PROBLEM TO SOLVE:
Look through the data below. Pick out the lines holding the string "после".

RECORDS FOR THIS EXERCISE:

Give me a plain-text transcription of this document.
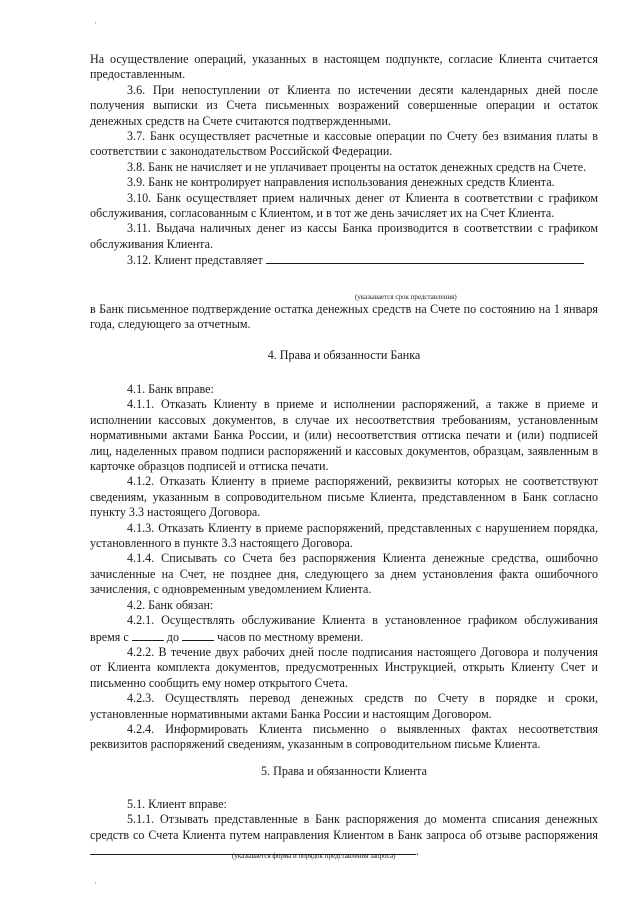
На осуществление операций, указанных в настоящем подпункте, согласие Клиента считается предоставленным.

3.6. При непоступлении от Клиента по истечении десяти календарных дней после получения выписки из Счета письменных возражений совершенные операции и остаток денежных средств на Счете считаются подтвержденными.

3.7. Банк осуществляет расчетные и кассовые операции по Счету без взимания платы в соответствии с законодательством Российской Федерации.

3.8. Банк не начисляет и не уплачивает проценты на остаток денежных средств на Счете.

3.9. Банк не контролирует направления использования денежных средств Клиента.

3.10. Банк осуществляет прием наличных денег от Клиента в соответствии с графиком обслуживания, согласованным с Клиентом, и в тот же день зачисляет их на Счет Клиента.

3.11. Выдача наличных денег из кассы Банка производится в соответствии с графиком обслуживания Клиента.

3.12. Клиент представляет

(указывается срок представления)

в Банк письменное подтверждение остатка денежных средств на Счете по состоянию на 1 января года, следующего за отчетным.

4. Права и обязанности Банка

4.1. Банк вправе:

4.1.1. Отказать Клиенту в приеме и исполнении распоряжений, а также в приеме и исполнении кассовых документов, в случае их несоответствия требованиям, установленным нормативными актами Банка России, и (или) несоответствия оттиска печати и (или) подписей лиц, наделенных правом подписи распоряжений и кассовых документов, образцам, заявленным в карточке образцов подписей и оттиска печати.

4.1.2. Отказать Клиенту в приеме распоряжений, реквизиты которых не соответствуют сведениям, указанным в сопроводительном письме Клиента, представленном в Банк согласно пункту 3.3 настоящего Договора.

4.1.3. Отказать Клиенту в приеме распоряжений, представленных с нарушением порядка, установленного в пункте 3.3 настоящего Договора.

4.1.4. Списывать со Счета без распоряжения Клиента денежные средства, ошибочно зачисленные на Счет, не позднее дня, следующего за днем установления факта ошибочного зачисления, с одновременным уведомлением Клиента.

4.2. Банк обязан:

4.2.1. Осуществлять обслуживание Клиента в установленное графиком обслуживания время с	до	часов по местному времени.

4.2.2. В течение двух рабочих дней после подписания настоящего Договора и получения от Клиента комплекта документов, предусмотренных Инструкцией, открыть Клиенту Счет и письменно сообщить ему номер открытого Счета.

4.2.3. Осуществлять перевод денежных средств по Счету в порядке и сроки, установленные нормативными актами Банка России и настоящим Договором.

4.2.4. Информировать Клиента письменно о выявленных фактах несоответствия реквизитов распоряжений сведениям, указанным в сопроводительном письме Клиента.

5. Права и обязанности Клиента

5.1. Клиент вправе:

5.1.1. Отзывать представленные в Банк распоряжения до момента списания денежных средств со Счета Клиента путем направления Клиентом в Банк запроса об отзыве распоряжения .

(указывается форма и порядок представления запроса)
·
·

CORRECT OUTPUT:
3.6. При непоступлении от Клиента по истечении десяти календарных дней после получения выписки из Счета письменных возражений совершенные операции и остаток денежных средств на Счете считаются подтвержденными.
4.2.2. В течение двух рабочих дней после подписания настоящего Договора и получения от Клиента комплекта документов, предусмотренных Инструкцией, открыть Клиенту Счет и письменно сообщить ему номер открытого Счета.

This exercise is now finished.